__Stated exercise__. Copy the lines below verbatim, omitting the pictures from your answer.

__Materials provided__.
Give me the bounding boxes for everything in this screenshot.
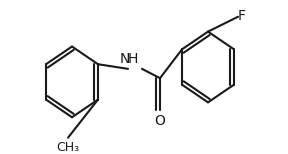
Text: CH₃: CH₃ (56, 140, 79, 154)
Text: O: O (155, 113, 165, 128)
Text: F: F (238, 9, 246, 23)
Text: N: N (120, 52, 130, 66)
Text: H: H (128, 52, 138, 66)
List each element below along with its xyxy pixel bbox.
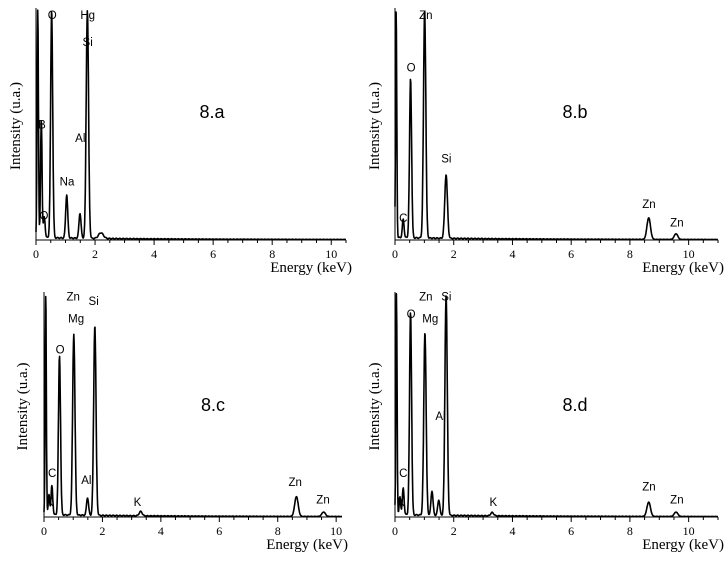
y-axis-title: Intensity (u.a.): [367, 82, 383, 170]
panel-8c: 0 2 4 6 8 10 Zn Si Mg O C Al K K Zn Zn Energy (keV) Inten…: [15, 291, 348, 553]
x-tick-label: 10: [330, 524, 342, 538]
peak-label-al: Al: [75, 133, 85, 145]
peak-label-si: Si: [441, 153, 451, 165]
peak-label-c: C: [48, 468, 56, 480]
peak-label-zn: Zn: [642, 199, 655, 211]
peak-label-c: C: [399, 468, 407, 480]
x-axis-title: Energy (keV): [266, 537, 348, 553]
panel-8b: 0 2 4 6 8 10 Zn O Si Zn Zn C Energy (keV) Intensity (…: [367, 8, 724, 276]
panel-tag: 8.c: [201, 395, 225, 415]
x-tick-label: 0: [392, 247, 398, 261]
peak-label-c: C: [399, 213, 407, 225]
peak-label-o: O: [56, 344, 65, 356]
peak-label-zn: Zn: [670, 495, 683, 507]
spectrum-line: [394, 292, 719, 518]
x-tick-label: 2: [451, 247, 457, 261]
panel-tag: 8.b: [562, 102, 587, 122]
x-tick-label: 4: [509, 524, 515, 538]
peak-label-zn: Zn: [419, 291, 432, 303]
peak-label-mg: Mg: [68, 314, 84, 326]
peak-label-k: K: [397, 497, 405, 509]
peak-label-b: B: [38, 119, 46, 131]
panel-8a: 0 2 4 6 8 10 O Hg Si B Al Na O Energy (keV) Intensity …: [8, 8, 352, 276]
peak-label-hg: Hg: [80, 10, 95, 22]
x-tick-label: 6: [568, 524, 574, 538]
x-tick-label: 8: [627, 247, 633, 261]
peak-label-al: Al: [435, 411, 445, 423]
x-tick-label: 6: [568, 247, 574, 261]
x-axis-title: Energy (keV): [642, 537, 724, 553]
peak-label-na: Na: [60, 176, 75, 188]
spectrum-line: [43, 295, 343, 518]
x-tick-label: 10: [325, 247, 337, 261]
x-tick-label: 4: [509, 247, 515, 261]
x-axis-title: Energy (keV): [642, 260, 724, 276]
x-tick-label: 0: [392, 524, 398, 538]
x-tick-label: 2: [92, 247, 98, 261]
peak-label-zn: Zn: [289, 477, 302, 489]
peak-label-o: O: [407, 309, 416, 321]
x-tick-label: 4: [151, 247, 157, 261]
peak-label-k: K: [490, 497, 498, 509]
x-tick-label: 8: [269, 247, 275, 261]
peak-label-si: Si: [441, 291, 451, 303]
panel-8d: 0 2 4 6 8 10 Zn Si O Mg Al C K K Zn Zn Energy (keV) Inten…: [367, 291, 724, 553]
x-tick-label: 8: [627, 524, 633, 538]
peak-label-zn: Zn: [419, 10, 432, 22]
peak-label-si: Si: [89, 296, 99, 308]
x-tick-label: 0: [41, 524, 47, 538]
y-axis-title: Intensity (u.a.): [8, 82, 24, 170]
peak-label-al: Al: [81, 475, 91, 487]
x-axis-title: Energy (keV): [270, 260, 352, 276]
peak-label-k: K: [46, 497, 54, 509]
x-tick-label: 6: [210, 247, 216, 261]
panel-tag: 8.a: [199, 102, 225, 122]
peak-label-zn: Zn: [670, 217, 683, 229]
x-tick-label: 4: [158, 524, 164, 538]
x-tick-label: 10: [683, 247, 695, 261]
spectrum-line: [394, 11, 719, 241]
peak-label-zn: Zn: [642, 481, 655, 493]
panel-tag: 8.d: [562, 395, 587, 415]
peak-label-mg: Mg: [422, 314, 438, 326]
x-tick-label: 10: [683, 524, 695, 538]
x-tick-label: 8: [275, 524, 281, 538]
peak-label-zn: Zn: [316, 495, 329, 507]
x-tick-label: 2: [451, 524, 457, 538]
x-tick-label: 2: [99, 524, 105, 538]
x-tick-label: 6: [216, 524, 222, 538]
peak-label-si: Si: [83, 37, 93, 49]
peak-label-o: O: [39, 210, 48, 222]
peak-label-o: O: [407, 62, 416, 74]
peak-label-zn: Zn: [67, 291, 80, 303]
peak-label-o: O: [48, 10, 57, 22]
peak-label-k: K: [134, 497, 142, 509]
spectrum-line: [35, 9, 347, 241]
x-tick-label: 0: [33, 247, 39, 261]
y-axis-title: Intensity (u.a.): [15, 363, 31, 451]
y-axis-title: Intensity (u.a.): [367, 363, 383, 451]
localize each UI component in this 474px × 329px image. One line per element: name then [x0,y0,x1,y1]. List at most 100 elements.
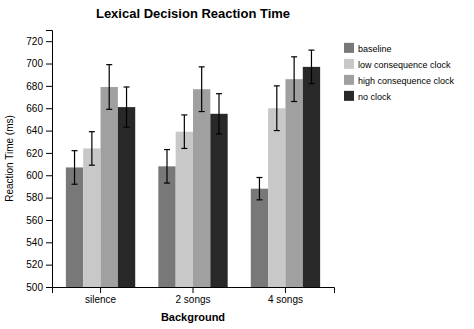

__Solution below__.
Give me the bounding boxes for everything in this screenshot.
Text: CH₃: CH₃ (56, 140, 79, 154)
Text: O: O (155, 113, 165, 128)
Text: F: F (238, 9, 246, 23)
Text: N: N (120, 52, 130, 66)
Text: H: H (128, 52, 138, 66)
List each element below along with its xyxy pixel bbox.
y-axis-title: Intensity (u.a.): [367, 82, 383, 170]
panel-8c: 0 2 4 6 8 10 Zn Si Mg O C Al K K Zn Zn Energy (keV) Inten…: [15, 291, 348, 553]
x-tick-label: 10: [330, 524, 342, 538]
peak-label-al: Al: [75, 133, 85, 145]
peak-label-si: Si: [441, 153, 451, 165]
peak-label-c: C: [48, 468, 56, 480]
peak-label-zn: Zn: [642, 199, 655, 211]
peak-label-c: C: [399, 468, 407, 480]
x-axis-title: Energy (keV): [266, 537, 348, 553]
panel-8b: 0 2 4 6 8 10 Zn O Si Zn Zn C Energy (keV) Intensity (…: [367, 8, 724, 276]
panel-tag: 8.c: [201, 395, 225, 415]
x-tick-label: 0: [392, 247, 398, 261]
peak-label-c: C: [399, 213, 407, 225]
peak-label-o: O: [56, 344, 65, 356]
peak-label-zn: Zn: [670, 495, 683, 507]
spectrum-line: [394, 292, 719, 518]
x-tick-label: 2: [451, 247, 457, 261]
panel-tag: 8.b: [562, 102, 587, 122]
x-tick-label: 4: [509, 524, 515, 538]
peak-label-zn: Zn: [419, 291, 432, 303]
peak-label-mg: Mg: [68, 314, 84, 326]
peak-label-k: K: [397, 497, 405, 509]
peak-label-b: B: [38, 119, 46, 131]
panel-8a: 0 2 4 6 8 10 O Hg Si B Al Na O Energy (keV) Intensity …: [8, 8, 352, 276]
peak-label-hg: Hg: [80, 10, 95, 22]
x-tick-label: 6: [568, 524, 574, 538]
x-tick-label: 8: [627, 247, 633, 261]
peak-label-al: Al: [435, 411, 445, 423]
x-tick-label: 6: [568, 247, 574, 261]
x-axis-title: Energy (keV): [642, 537, 724, 553]
peak-label-na: Na: [60, 176, 75, 188]
spectrum-line: [43, 295, 343, 518]
x-tick-label: 10: [325, 247, 337, 261]
x-tick-label: 4: [509, 247, 515, 261]
x-axis-title: Energy (keV): [642, 260, 724, 276]
x-tick-label: 0: [392, 524, 398, 538]
x-tick-label: 2: [92, 247, 98, 261]
peak-label-zn: Zn: [289, 477, 302, 489]
peak-label-o: O: [407, 309, 416, 321]
x-tick-label: 4: [151, 247, 157, 261]
peak-label-k: K: [490, 497, 498, 509]
x-tick-label: 8: [269, 247, 275, 261]
peak-label-si: Si: [441, 291, 451, 303]
panel-8d: 0 2 4 6 8 10 Zn Si O Mg Al C K K Zn Zn Energy (keV) Inten…: [367, 291, 724, 553]
x-tick-label: 8: [627, 524, 633, 538]
peak-label-zn: Zn: [419, 10, 432, 22]
peak-label-si: Si: [89, 296, 99, 308]
x-tick-label: 0: [41, 524, 47, 538]
y-axis-title: Intensity (u.a.): [8, 82, 24, 170]
peak-label-al: Al: [81, 475, 91, 487]
x-axis-title: Energy (keV): [270, 260, 352, 276]
peak-label-k: K: [46, 497, 54, 509]
x-tick-label: 6: [210, 247, 216, 261]
panel-tag: 8.a: [199, 102, 225, 122]
peak-label-zn: Zn: [670, 217, 683, 229]
x-tick-label: 4: [158, 524, 164, 538]
x-tick-label: 10: [683, 247, 695, 261]
spectrum-line: [394, 11, 719, 241]
peak-label-zn: Zn: [642, 481, 655, 493]
panel-tag: 8.d: [562, 395, 587, 415]
peak-label-mg: Mg: [422, 314, 438, 326]
x-tick-label: 10: [683, 524, 695, 538]
x-tick-label: 8: [275, 524, 281, 538]
peak-label-zn: Zn: [316, 495, 329, 507]
x-tick-label: 2: [451, 524, 457, 538]
x-tick-label: 2: [99, 524, 105, 538]
x-tick-label: 6: [216, 524, 222, 538]
peak-label-si: Si: [83, 37, 93, 49]
peak-label-o: O: [39, 210, 48, 222]
peak-label-o: O: [407, 62, 416, 74]
peak-label-zn: Zn: [67, 291, 80, 303]
peak-label-o: O: [48, 10, 57, 22]
peak-label-k: K: [134, 497, 142, 509]
spectrum-line: [35, 9, 347, 241]
x-tick-label: 0: [33, 247, 39, 261]
y-axis-title: Intensity (u.a.): [15, 363, 31, 451]
y-axis-title: Intensity (u.a.): [367, 363, 383, 451]
localize each UI component in this 474px × 329px image. One line per element: name then [x0,y0,x1,y1]. List at most 100 elements.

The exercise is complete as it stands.